## Challenge
Please recast the records below as a numbered list, leaving out any blank lines.

## Information provided
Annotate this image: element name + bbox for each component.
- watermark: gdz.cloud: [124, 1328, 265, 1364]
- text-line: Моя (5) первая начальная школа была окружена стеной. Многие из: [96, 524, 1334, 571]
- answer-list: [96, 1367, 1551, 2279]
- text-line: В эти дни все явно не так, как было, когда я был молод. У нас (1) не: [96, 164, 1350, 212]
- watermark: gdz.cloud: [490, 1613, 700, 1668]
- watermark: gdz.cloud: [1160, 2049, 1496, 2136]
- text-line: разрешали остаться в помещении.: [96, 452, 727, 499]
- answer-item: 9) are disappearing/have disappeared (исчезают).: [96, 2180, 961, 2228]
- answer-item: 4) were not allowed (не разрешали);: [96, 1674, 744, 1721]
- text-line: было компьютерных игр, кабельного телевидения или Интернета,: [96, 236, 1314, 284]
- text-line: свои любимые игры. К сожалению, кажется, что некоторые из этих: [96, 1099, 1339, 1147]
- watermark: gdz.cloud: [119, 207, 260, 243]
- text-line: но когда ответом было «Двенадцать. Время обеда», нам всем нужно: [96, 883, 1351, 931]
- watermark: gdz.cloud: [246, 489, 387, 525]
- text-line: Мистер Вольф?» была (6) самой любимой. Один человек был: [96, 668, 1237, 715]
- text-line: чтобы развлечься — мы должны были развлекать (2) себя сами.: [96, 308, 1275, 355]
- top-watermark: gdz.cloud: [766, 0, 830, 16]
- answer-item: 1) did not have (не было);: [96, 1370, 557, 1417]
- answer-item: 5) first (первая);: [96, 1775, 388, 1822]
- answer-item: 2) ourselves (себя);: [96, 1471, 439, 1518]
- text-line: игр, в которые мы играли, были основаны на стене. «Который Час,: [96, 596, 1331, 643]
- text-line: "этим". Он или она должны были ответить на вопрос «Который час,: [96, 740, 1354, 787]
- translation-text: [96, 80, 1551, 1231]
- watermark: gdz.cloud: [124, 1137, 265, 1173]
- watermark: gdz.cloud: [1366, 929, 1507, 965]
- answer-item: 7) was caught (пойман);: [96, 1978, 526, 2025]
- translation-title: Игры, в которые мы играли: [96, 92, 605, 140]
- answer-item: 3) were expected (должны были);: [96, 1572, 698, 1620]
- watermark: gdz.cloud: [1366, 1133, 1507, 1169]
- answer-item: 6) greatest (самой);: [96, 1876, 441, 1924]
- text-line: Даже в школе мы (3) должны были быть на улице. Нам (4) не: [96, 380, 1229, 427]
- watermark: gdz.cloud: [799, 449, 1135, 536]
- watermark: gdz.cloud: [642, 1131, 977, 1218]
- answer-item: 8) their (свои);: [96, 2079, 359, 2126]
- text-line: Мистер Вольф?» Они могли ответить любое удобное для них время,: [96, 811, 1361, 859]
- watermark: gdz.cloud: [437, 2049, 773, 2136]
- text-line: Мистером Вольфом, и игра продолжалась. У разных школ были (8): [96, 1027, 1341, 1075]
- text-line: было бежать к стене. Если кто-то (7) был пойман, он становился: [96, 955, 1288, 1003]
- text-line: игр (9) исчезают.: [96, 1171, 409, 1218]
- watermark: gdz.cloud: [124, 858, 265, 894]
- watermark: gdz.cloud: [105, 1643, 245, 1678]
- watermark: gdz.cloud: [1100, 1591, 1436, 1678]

## Solution for this exercise
1. Annotate this image: element name + bbox for each component.
2. - watermark: gdz.cloud: [124, 1328, 265, 1364]
3. - text-line: Моя (5) первая начальная школа была окружена стеной. Многие из: [96, 524, 1334, 571]
4. - answer-list: [96, 1367, 1551, 2279]
5. - text-line: В эти дни все явно не так, как было, когда я был молод. У нас (1) не: [96, 164, 1350, 212]
6. - watermark: gdz.cloud: [490, 1613, 700, 1668]
7. - watermark: gdz.cloud: [1160, 2049, 1496, 2136]
8. - text-line: разрешали остаться в помещении.: [96, 452, 727, 499]
9. - answer-item: 9) are disappearing/have disappeared (исчезают).: [96, 2180, 961, 2228]
10. - answer-item: 4) were not allowed (не разрешали);: [96, 1674, 744, 1721]
11. - text-line: было компьютерных игр, кабельного телевидения или Интернета,: [96, 236, 1314, 284]
12. - text-line: свои любимые игры. К сожалению, кажется, что некоторые из этих: [96, 1099, 1339, 1147]
13. - watermark: gdz.cloud: [119, 207, 260, 243]
14. - text-line: но когда ответом было «Двенадцать. Время обеда», нам всем нужно: [96, 883, 1351, 931]
15. - watermark: gdz.cloud: [246, 489, 387, 525]
16. - text-line: Мистер Вольф?» была (6) самой любимой. Один человек был: [96, 668, 1237, 715]
17. - text-line: чтобы развлечься — мы должны были развлекать (2) себя сами.: [96, 308, 1275, 355]
18. - top-watermark: gdz.cloud: [766, 0, 830, 16]
19. - answer-item: 1) did not have (не было);: [96, 1370, 557, 1417]
20. - answer-item: 5) first (первая);: [96, 1775, 388, 1822]
21. - answer-item: 2) ourselves (себя);: [96, 1471, 439, 1518]
22. - text-line: игр, в которые мы играли, были основаны на стене. «Который Час,: [96, 596, 1331, 643]
23. - text-line: "этим". Он или она должны были ответить на вопрос «Который час,: [96, 740, 1354, 787]
24. - translation-text: [96, 80, 1551, 1231]
25. - watermark: gdz.cloud: [124, 1137, 265, 1173]
26. - watermark: gdz.cloud: [1366, 929, 1507, 965]
27. - answer-item: 7) was caught (пойман);: [96, 1978, 526, 2025]
28. - translation-title: Игры, в которые мы играли: [96, 92, 605, 140]
29. - answer-item: 3) were expected (должны были);: [96, 1572, 698, 1620]
30. - watermark: gdz.cloud: [1366, 1133, 1507, 1169]
31. - answer-item: 6) greatest (самой);: [96, 1876, 441, 1924]
32. - text-line: Даже в школе мы (3) должны были быть на улице. Нам (4) не: [96, 380, 1229, 427]
33. - watermark: gdz.cloud: [799, 449, 1135, 536]
34. - watermark: gdz.cloud: [642, 1131, 977, 1218]
35. - answer-item: 8) their (свои);: [96, 2079, 359, 2126]
36. - text-line: Мистер Вольф?» Они могли ответить любое удобное для них время,: [96, 811, 1361, 859]
37. - watermark: gdz.cloud: [437, 2049, 773, 2136]
38. - text-line: Мистером Вольфом, и игра продолжалась. У разных школ были (8): [96, 1027, 1341, 1075]
39. - text-line: было бежать к стене. Если кто-то (7) был пойман, он становился: [96, 955, 1288, 1003]
40. - text-line: игр (9) исчезают.: [96, 1171, 409, 1218]
41. - watermark: gdz.cloud: [124, 858, 265, 894]
42. - watermark: gdz.cloud: [105, 1643, 245, 1678]
43. - watermark: gdz.cloud: [1100, 1591, 1436, 1678]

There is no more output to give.